Quote all of the data that follows exactly as written, skipping the images.
_ _ _ _ _
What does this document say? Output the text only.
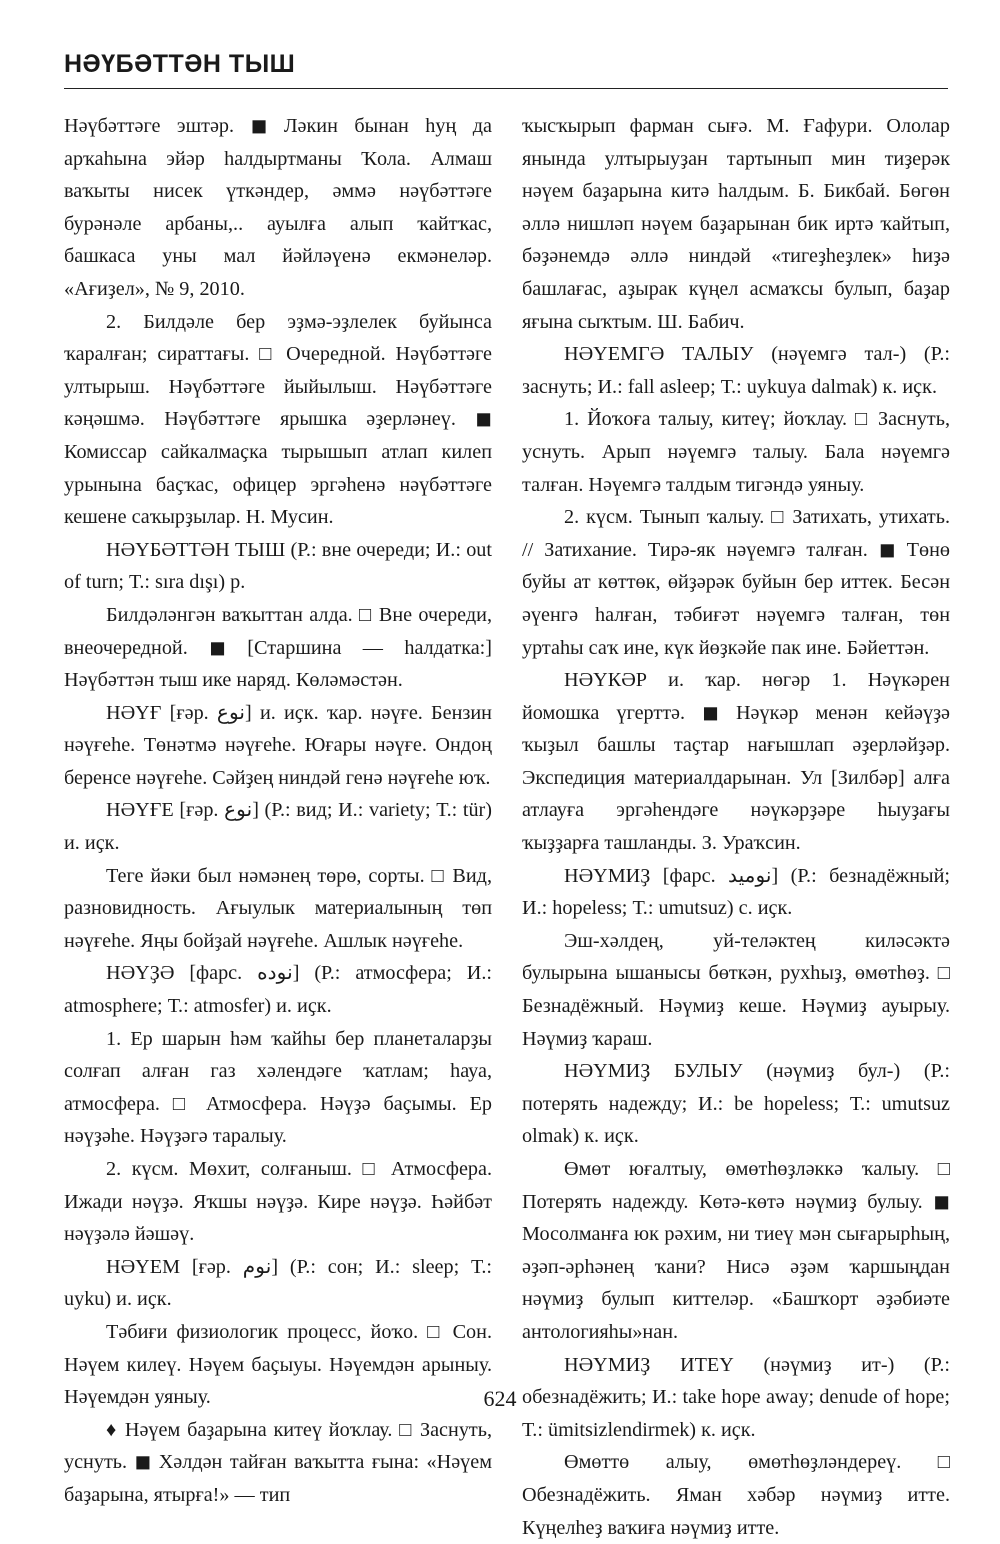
НӘҮБӘТТӘН ТЫШ

Нәүбәттәге эштәр. ◼ Ләкин бынан һуң да арҡаһына эйәр һалдыртманы Ҡола. Алмаш ваҡыты нисек үткәндер, әммә нәүбәттәге бурәнәле арбаны,.. ауылға алып ҡайтҡас, башкаса уны мал йәйләүенә екмәнеләр. «Ағиҙел», № 9, 2010.

2. Билдәле бер эҙмә-эҙлелек буйынса ҡаралған; сираттағы. □ Очередной. Нәүбәттәге ултырыш. Нәүбәттәге йыйылыш. Нәүбәттәге кәңәшмә. Нәүбәттәге ярышка әҙерләнеү. ◼ Комиссар сайкалмаҫка тырышып атлап килеп урынына баҫҡас, офицер эргәһенә нәүбәттәге кешене саҡырҙылар. Н. Мусин.

НӘҮБӘТТӘН ТЫШ (Р.: вне очереди; И.: out of turn; Т.: sıra dışı) р.

Билдәләнгән ваҡыттан алда. □ Вне очереди, внеочередной. ◼ [Старшина — һалдатка:] Нәүбәттән тыш ике наряд. Көләмәстән.

НӘҮҒ [ғәр. نوع] и. иҫк. ҡар. нәүғе. Бензин нәүғеһе. Төнәтмә нәүғеһе. Юғары нәүғе. Ондоң беренсе нәүғеһе. Сәйҙең ниндәй генә нәүғеһе юҡ.

НӘҮҒЕ [ғәр. نوع] (Р.: вид; И.: variety; Т.: tür) и. иҫк.

Теге йәки был нәмәнең төрө, сорты. □ Вид, разновидность. Ағыулык материалының төп нәүғеһе. Яңы бойҙай нәүғеһе. Ашлык нәүғеһе.

НӘҮҘӘ [фарс. نوده] (Р.: атмосфера; И.: atmosphere; Т.: atmosfer) и. иҫк.

1. Ер шарын һәм ҡайһы бер планеталарҙы солғап алған газ хәлендәге ҡатлам; һауа, атмосфера. □ Атмосфера. Нәүҙә баҫымы. Ер нәүҙәһе. Нәүҙәгә таралыу.

2. күсм. Мөхит, солғаныш. □ Атмосфера. Ижади нәүҙә. Яҡшы нәүҙә. Кире нәүҙә. Һәйбәт нәүҙәлә йәшәү.

НӘҮЕМ [ғәр. نوم] (Р.: сон; И.: sleep; Т.: uyku) и. иҫк.

Тәбиғи физиологик процесс, йоҡо. □ Сон. Нәүем килеү. Нәүем баҫыуы. Нәүемдән арыныу. Нәүемдән уяныу.

♦ Нәүем баҙарына китеү йоҡлау. □ Заснуть, уснуть. ◼ Хәлдән тайған ваҡытта ғына: «Нәүем баҙарына, ятырға!» — тип

ҡысҡырып фарман сығә. М. Ғафури. Ололар янында ултырыуҙан тартынып мин тиҙерәк нәүем баҙарына китә һалдым. Б. Бикбай. Бөгөн әллә нишләп нәүем баҙарынан бик иртә ҡайтып, бәҙәнемдә әллә ниндәй «тигеҙһеҙлек» һиҙә башлағас, аҙырак күңел асмаҡсы булып, баҙар яғына сыҡтым. Ш. Бабич.

НӘҮЕМГӘ ТАЛЫУ (нәүемгә тал-) (Р.: заснуть; И.: fall asleep; Т.: uykuya dalmak) к. иҫк.

1. Йоҡоға талыу, китеү; йоҡлау. □ Заснуть, уснуть. Арып нәүемгә талыу. Бала нәүемгә талған. Нәүемгә талдым тигәндә уяныу.

2. күсм. Тынып ҡалыу. □ Затихать, утихать. // Затихание. Тирә-як нәүемгә талған. ◼ Төнө буйы ат көттөк, өйҙәрәк буйын бер иттек. Бесән әүенгә һалған, тәбиғәт нәүемгә талған, төн уртаһы саҡ ине, күк йөҙкәйе пак ине. Бәйеттән.

НӘҮКӘР и. ҡар. нөгәр 1. Нәүкәрен йомошка үгерттә. ◼ Нәүкәр менән кейәүҙә ҡыҙыл башлы таҫтар нағышлап әҙерләйҙәр. Экспедиция материалдарынан. Ул [Зилбәр] алға атлауға эргәһендәге нәүкәрҙәре һыуҙағы ҡыҙҙарға ташланды. З. Ураҡсин.

НӘҮМИҘ [фарс. نومید] (Р.: безнадёжный; И.: hopeless; Т.: umutsuz) с. иҫк.

Эш-хәлдең, уй-теләктең киләсәктә булырына ышанысы бөткән, рухһыҙ, өмөтһөҙ. □ Безнадёжный. Нәүмиҙ кеше. Нәүмиҙ ауырыу. Нәүмиҙ ҡараш.

НӘҮМИҘ БУЛЫУ (нәүмиҙ бул-) (Р.: потерять надежду; И.: be hopeless; Т.: umutsuz olmak) к. иҫк.

Өмөт юғалтыу, өмөтһөҙләккә ҡалыу. □ Потерять надежду. Көтә-көтә нәүмиҙ булыу. ◼ Мосолманға юк рәхим, ни тиеү мән сығарырһың, әҙәп-әрһәнең ҡани? Нисә әҙәм ҡаршыңдан нәүмиҙ булып киттеләр. «Башҡорт әҙәбиәте антологияһы»нан.

НӘҮМИҘ ИТЕҮ (нәүмиҙ ит-) (Р.: обезнадёжить; И.: take hope away; denude of hope; Т.: ümitsizlendirmek) к. иҫк.

Өмөттө алыу, өмөтһөҙләндереү. □ Обезнадёжить. Яман хәбәр нәүмиҙ итте. Күңелһеҙ ваҡиға нәүмиҙ итте.

624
_ _ _ _ _
Written response:
What does this document say? Output the text only.
НӘҮБӘТТӘН ТЫШ

Нәүбәттәге эштәр. ◼ Ләкин бынан һуң да арҡаһына эйәр һалдыртманы Ҡола. Алмаш ваҡыты нисек үткәндер, әммә нәүбәттәге бурәнәле арбаны,.. ауылға алып ҡайтҡас, башкаса уны мал йәйләүенә екмәнеләр. «Ағиҙел», № 9, 2010.

2. Билдәле бер эҙмә-эҙлелек буйынса ҡаралған; сираттағы. □ Очередной. Нәүбәттәге ултырыш. Нәүбәттәге йыйылыш. Нәүбәттәге кәңәшмә. Нәүбәттәге ярышка әҙерләнеү. ◼ Комиссар сайкалмаҫка тырышып атлап килеп урынына баҫҡас, офицер эргәһенә нәүбәттәге кешене саҡырҙылар. Н. Мусин.

НӘҮБӘТТӘН ТЫШ (Р.: вне очереди; И.: out of turn; Т.: sıra dışı) р.

Билдәләнгән ваҡыттан алда. □ Вне очереди, внеочередной. ◼ [Старшина — һалдатка:] Нәүбәттән тыш ике наряд. Көләмәстән.

НӘҮҒ [ғәр. نوع] и. иҫк. ҡар. нәүғе. Бензин нәүғеһе. Төнәтмә нәүғеһе. Юғары нәүғе. Ондоң беренсе нәүғеһе. Сәйҙең ниндәй генә нәүғеһе юҡ.

НӘҮҒЕ [ғәр. نوع] (Р.: вид; И.: variety; Т.: tür) и. иҫк.

Теге йәки был нәмәнең төрө, сорты. □ Вид, разновидность. Ағыулык материалының төп нәүғеһе. Яңы бойҙай нәүғеһе. Ашлык нәүғеһе.

НӘҮҘӘ [фарс. نوده] (Р.: атмосфера; И.: atmosphere; Т.: atmosfer) и. иҫк.

1. Ер шарын һәм ҡайһы бер планеталарҙы солғап алған газ хәлендәге ҡатлам; һауа, атмосфера. □ Атмосфера. Нәүҙә баҫымы. Ер нәүҙәһе. Нәүҙәгә таралыу.

2. күсм. Мөхит, солғаныш. □ Атмосфера. Ижади нәүҙә. Яҡшы нәүҙә. Кире нәүҙә. Һәйбәт нәүҙәлә йәшәү.

НӘҮЕМ [ғәр. نوم] (Р.: сон; И.: sleep; Т.: uyku) и. иҫк.

Тәбиғи физиологик процесс, йоҡо. □ Сон. Нәүем килеү. Нәүем баҫыуы. Нәүемдән арыныу. Нәүемдән уяныу.

♦ Нәүем баҙарына китеү йоҡлау. □ Заснуть, уснуть. ◼ Хәлдән тайған ваҡытта ғына: «Нәүем баҙарына, ятырға!» — тип

ҡысҡырып фарман сығә. М. Ғафури. Ололар янында ултырыуҙан тартынып мин тиҙерәк нәүем баҙарына китә һалдым. Б. Бикбай. Бөгөн әллә нишләп нәүем баҙарынан бик иртә ҡайтып, бәҙәнемдә әллә ниндәй «тигеҙһеҙлек» һиҙә башлағас, аҙырак күңел асмаҡсы булып, баҙар яғына сыҡтым. Ш. Бабич.

НӘҮЕМГӘ ТАЛЫУ (нәүемгә тал-) (Р.: заснуть; И.: fall asleep; Т.: uykuya dalmak) к. иҫк.

1. Йоҡоға талыу, китеү; йоҡлау. □ Заснуть, уснуть. Арып нәүемгә талыу. Бала нәүемгә талған. Нәүемгә талдым тигәндә уяныу.

2. күсм. Тынып ҡалыу. □ Затихать, утихать. // Затихание. Тирә-як нәүемгә талған. ◼ Төнө буйы ат көттөк, өйҙәрәк буйын бер иттек. Бесән әүенгә һалған, тәбиғәт нәүемгә талған, төн уртаһы саҡ ине, күк йөҙкәйе пак ине. Бәйеттән.

НӘҮКӘР и. ҡар. нөгәр 1. Нәүкәрен йомошка үгерттә. ◼ Нәүкәр менән кейәүҙә ҡыҙыл башлы таҫтар нағышлап әҙерләйҙәр. Экспедиция материалдарынан. Ул [Зилбәр] алға атлауға эргәһендәге нәүкәрҙәре һыуҙағы ҡыҙҙарға ташланды. З. Ураҡсин.

НӘҮМИҘ [фарс. نومید] (Р.: безнадёжный; И.: hopeless; Т.: umutsuz) с. иҫк.

Эш-хәлдең, уй-теләктең киләсәктә булырына ышанысы бөткән, рухһыҙ, өмөтһөҙ. □ Безнадёжный. Нәүмиҙ кеше. Нәүмиҙ ауырыу. Нәүмиҙ ҡараш.

НӘҮМИҘ БУЛЫУ (нәүмиҙ бул-) (Р.: потерять надежду; И.: be hopeless; Т.: umutsuz olmak) к. иҫк.

Өмөт юғалтыу, өмөтһөҙләккә ҡалыу. □ Потерять надежду. Көтә-көтә нәүмиҙ булыу. ◼ Мосолманға юк рәхим, ни тиеү мән сығарырһың, әҙәп-әрһәнең ҡани? Нисә әҙәм ҡаршыңдан нәүмиҙ булып киттеләр. «Башҡорт әҙәбиәте антологияһы»нан.

НӘҮМИҘ ИТЕҮ (нәүмиҙ ит-) (Р.: обезнадёжить; И.: take hope away; denude of hope; Т.: ümitsizlendirmek) к. иҫк.

Өмөттө алыу, өмөтһөҙләндереү. □ Обезнадёжить. Яман хәбәр нәүмиҙ итте. Күңелһеҙ ваҡиға нәүмиҙ итте.

624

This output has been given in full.